## start

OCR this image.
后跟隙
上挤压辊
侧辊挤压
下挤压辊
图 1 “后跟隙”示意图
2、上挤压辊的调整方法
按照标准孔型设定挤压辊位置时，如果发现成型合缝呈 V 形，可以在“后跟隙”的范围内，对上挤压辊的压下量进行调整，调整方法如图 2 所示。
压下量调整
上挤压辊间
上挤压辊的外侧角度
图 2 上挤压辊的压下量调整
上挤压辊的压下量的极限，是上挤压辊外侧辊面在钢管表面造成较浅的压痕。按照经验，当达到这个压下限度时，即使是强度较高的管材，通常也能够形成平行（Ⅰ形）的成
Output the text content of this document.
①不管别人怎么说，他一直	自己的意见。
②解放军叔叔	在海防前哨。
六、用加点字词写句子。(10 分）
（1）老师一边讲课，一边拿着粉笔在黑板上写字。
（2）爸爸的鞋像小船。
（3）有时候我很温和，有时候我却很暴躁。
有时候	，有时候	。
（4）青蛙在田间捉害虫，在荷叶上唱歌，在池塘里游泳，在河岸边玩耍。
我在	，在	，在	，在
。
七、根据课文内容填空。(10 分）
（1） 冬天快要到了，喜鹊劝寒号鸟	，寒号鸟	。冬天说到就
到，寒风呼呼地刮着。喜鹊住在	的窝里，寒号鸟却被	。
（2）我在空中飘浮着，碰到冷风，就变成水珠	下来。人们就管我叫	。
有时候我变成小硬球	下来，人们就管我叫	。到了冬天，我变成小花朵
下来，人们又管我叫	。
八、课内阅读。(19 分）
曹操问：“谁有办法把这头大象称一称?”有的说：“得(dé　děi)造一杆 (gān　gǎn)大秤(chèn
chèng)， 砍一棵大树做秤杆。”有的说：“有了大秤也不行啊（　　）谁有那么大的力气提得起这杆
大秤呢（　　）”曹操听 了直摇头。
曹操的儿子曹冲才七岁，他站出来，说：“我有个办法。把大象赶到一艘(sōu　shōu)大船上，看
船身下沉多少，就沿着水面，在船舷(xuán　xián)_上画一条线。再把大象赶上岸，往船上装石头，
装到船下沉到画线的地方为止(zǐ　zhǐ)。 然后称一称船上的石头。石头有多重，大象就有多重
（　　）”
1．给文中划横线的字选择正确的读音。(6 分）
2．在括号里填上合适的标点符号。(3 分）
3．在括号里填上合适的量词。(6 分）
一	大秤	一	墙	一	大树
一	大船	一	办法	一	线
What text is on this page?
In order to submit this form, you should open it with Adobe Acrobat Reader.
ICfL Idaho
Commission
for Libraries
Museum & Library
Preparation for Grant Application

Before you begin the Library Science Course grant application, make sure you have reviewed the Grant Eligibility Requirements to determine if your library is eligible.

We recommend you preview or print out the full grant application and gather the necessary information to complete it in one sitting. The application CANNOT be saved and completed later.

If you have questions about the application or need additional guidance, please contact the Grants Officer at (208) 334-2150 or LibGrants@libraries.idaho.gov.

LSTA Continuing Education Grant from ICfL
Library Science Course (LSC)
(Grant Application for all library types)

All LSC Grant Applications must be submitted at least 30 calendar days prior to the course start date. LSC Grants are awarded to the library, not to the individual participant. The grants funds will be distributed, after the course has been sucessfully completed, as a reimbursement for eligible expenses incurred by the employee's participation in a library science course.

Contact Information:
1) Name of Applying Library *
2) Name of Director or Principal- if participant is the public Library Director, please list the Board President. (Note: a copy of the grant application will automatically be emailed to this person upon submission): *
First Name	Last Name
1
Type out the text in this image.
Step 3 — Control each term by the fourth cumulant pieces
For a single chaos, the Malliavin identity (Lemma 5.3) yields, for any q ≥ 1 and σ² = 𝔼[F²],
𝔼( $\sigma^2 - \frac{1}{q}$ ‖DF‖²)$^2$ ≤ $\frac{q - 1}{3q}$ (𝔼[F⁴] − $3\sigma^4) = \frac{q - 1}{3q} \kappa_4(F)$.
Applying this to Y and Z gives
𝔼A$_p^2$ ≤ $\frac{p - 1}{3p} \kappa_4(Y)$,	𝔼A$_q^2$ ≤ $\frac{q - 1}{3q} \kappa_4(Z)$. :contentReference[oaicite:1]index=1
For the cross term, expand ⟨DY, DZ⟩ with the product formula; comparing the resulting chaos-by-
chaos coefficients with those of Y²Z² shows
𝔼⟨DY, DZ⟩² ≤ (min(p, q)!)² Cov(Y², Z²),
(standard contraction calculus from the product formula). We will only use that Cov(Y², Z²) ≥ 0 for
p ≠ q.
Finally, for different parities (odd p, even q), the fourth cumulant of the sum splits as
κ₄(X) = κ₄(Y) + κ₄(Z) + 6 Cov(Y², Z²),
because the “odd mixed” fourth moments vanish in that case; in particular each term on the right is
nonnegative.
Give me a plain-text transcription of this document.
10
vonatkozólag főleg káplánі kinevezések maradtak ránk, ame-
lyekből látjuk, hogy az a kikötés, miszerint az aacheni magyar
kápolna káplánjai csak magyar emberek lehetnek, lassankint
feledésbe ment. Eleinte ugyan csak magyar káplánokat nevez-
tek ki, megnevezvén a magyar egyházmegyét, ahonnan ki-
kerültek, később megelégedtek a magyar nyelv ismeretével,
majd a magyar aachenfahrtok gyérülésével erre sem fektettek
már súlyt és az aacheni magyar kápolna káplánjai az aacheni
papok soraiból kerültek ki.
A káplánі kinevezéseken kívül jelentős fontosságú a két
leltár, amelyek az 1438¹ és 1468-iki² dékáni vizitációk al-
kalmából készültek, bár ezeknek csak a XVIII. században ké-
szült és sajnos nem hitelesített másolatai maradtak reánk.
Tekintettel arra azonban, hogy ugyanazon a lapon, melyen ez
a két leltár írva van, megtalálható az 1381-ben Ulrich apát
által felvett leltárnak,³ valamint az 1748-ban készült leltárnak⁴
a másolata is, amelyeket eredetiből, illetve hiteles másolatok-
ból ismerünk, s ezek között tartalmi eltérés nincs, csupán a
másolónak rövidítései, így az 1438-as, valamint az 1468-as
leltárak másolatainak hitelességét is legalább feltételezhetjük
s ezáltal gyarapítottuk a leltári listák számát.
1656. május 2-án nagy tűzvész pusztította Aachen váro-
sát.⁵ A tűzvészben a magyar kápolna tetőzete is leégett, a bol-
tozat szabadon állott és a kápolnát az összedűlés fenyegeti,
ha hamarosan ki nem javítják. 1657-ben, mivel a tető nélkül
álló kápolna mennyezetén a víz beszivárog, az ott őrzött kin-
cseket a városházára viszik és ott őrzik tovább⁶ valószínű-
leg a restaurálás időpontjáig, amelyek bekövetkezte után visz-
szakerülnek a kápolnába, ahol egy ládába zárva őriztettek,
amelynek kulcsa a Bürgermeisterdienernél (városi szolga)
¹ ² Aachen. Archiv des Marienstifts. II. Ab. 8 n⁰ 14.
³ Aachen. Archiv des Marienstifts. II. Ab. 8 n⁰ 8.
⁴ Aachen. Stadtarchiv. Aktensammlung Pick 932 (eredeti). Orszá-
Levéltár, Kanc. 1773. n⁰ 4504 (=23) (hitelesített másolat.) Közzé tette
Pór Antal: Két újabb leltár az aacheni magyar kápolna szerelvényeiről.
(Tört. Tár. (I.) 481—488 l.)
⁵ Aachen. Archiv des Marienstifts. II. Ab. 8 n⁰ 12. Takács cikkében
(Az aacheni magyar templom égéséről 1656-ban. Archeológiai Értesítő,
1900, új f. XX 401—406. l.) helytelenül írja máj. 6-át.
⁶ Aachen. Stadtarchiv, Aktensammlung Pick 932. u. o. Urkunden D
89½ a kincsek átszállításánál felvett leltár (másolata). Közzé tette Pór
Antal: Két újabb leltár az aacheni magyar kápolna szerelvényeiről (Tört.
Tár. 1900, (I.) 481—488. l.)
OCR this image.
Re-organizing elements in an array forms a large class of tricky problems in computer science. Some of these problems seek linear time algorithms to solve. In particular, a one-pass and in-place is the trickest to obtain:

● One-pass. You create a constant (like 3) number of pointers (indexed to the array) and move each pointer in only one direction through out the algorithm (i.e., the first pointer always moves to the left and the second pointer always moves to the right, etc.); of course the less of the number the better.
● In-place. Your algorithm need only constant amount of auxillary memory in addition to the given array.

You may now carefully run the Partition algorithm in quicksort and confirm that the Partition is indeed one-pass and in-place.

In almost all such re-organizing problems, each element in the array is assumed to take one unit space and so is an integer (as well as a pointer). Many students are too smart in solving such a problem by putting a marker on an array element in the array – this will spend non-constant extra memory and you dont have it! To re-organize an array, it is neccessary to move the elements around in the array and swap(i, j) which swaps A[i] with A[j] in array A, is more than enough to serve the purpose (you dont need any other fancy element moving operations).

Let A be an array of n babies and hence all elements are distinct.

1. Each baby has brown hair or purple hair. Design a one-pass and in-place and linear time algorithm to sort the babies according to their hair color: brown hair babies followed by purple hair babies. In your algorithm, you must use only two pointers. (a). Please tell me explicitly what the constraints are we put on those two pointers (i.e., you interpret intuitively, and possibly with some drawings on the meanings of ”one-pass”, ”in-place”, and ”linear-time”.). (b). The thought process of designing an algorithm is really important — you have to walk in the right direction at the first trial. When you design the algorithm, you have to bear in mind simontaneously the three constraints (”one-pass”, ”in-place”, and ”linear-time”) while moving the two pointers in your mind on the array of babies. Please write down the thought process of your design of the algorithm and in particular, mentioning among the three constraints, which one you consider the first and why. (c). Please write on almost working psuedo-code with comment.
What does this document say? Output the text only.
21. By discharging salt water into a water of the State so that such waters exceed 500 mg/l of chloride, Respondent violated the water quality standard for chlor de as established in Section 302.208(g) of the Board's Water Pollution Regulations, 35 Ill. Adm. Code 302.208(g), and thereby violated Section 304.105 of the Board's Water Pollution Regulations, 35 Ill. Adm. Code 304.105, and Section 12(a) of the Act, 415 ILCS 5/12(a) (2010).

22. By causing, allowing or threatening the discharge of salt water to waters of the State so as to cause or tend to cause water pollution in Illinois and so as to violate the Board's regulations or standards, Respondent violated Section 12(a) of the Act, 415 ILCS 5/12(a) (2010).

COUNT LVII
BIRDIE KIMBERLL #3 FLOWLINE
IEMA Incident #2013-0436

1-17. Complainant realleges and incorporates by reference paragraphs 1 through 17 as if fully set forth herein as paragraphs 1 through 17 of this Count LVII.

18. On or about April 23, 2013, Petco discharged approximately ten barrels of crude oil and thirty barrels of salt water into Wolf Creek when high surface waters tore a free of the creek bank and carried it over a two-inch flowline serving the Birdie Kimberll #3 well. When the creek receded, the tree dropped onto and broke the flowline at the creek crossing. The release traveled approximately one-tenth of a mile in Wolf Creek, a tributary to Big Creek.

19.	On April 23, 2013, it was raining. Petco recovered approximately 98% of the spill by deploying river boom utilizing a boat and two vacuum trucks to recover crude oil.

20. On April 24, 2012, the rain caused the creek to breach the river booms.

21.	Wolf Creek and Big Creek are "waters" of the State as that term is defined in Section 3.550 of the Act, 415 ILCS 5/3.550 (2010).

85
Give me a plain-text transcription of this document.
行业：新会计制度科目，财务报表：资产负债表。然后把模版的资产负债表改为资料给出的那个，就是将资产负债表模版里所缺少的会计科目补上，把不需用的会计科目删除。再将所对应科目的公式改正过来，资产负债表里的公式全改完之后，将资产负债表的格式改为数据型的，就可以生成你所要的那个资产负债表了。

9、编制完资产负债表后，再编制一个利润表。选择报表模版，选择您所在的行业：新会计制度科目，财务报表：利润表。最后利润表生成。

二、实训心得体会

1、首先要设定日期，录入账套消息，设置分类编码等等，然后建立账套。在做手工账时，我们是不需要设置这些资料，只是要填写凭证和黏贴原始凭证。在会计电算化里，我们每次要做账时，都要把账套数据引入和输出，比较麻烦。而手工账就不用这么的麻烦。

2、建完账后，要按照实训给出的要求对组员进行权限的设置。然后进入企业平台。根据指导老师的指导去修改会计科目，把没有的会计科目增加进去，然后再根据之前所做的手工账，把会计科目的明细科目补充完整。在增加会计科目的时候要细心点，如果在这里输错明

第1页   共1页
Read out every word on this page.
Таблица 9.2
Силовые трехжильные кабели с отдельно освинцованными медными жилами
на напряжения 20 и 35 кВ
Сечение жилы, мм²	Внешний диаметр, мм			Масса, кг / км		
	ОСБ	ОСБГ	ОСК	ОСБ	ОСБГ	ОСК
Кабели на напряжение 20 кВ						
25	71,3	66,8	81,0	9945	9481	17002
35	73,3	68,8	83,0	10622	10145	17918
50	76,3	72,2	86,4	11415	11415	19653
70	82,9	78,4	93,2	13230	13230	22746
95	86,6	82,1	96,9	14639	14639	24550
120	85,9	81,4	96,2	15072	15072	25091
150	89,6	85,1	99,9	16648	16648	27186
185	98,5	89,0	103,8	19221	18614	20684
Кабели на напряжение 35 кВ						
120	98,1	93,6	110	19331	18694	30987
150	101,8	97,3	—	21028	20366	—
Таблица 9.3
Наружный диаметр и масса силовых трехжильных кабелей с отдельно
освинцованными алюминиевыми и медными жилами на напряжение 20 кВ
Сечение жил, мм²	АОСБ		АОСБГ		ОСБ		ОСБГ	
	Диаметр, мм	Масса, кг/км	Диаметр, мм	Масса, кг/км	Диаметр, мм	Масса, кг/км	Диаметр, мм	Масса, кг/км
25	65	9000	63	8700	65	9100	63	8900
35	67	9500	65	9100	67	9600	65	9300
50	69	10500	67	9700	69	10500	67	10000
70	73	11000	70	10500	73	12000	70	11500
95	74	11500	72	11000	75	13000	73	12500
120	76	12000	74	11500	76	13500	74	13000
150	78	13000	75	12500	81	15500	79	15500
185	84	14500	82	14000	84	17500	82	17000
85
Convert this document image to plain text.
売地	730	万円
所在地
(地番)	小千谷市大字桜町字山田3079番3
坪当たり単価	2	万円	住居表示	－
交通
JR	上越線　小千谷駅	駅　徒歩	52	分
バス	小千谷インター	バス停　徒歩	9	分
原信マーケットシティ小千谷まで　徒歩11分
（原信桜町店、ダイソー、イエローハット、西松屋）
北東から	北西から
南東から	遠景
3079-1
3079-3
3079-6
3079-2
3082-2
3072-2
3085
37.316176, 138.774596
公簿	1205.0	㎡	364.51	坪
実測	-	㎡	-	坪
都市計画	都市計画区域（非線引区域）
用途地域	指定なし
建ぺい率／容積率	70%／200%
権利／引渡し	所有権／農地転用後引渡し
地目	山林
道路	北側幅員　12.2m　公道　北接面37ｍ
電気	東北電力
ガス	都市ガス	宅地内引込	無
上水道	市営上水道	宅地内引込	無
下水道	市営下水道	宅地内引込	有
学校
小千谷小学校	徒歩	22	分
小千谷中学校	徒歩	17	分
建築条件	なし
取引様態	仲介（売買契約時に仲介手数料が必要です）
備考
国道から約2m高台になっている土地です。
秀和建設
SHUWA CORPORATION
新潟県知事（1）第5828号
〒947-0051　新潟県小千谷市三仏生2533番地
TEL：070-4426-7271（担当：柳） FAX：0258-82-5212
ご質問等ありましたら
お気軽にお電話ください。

## end

WHAT IS EXPECTED. Pick out every line above that contains the word "participant" and copy it.

COMPLETED EXERCISE.
All LSC Grant Applications must be submitted at least 30 calendar days prior to the course start date. LSC Grants are awarded to the library, not to the individual participant. The grants funds will be distributed, after the course has been sucessfully completed, as a reimbursement for eligible expenses incurred by the employee's participation in a library science course.
2) Name of Director or Principal- if participant is the public Library Director, please list the Board President. (Note: a copy of the grant application will automatically be emailed to this person upon submission): *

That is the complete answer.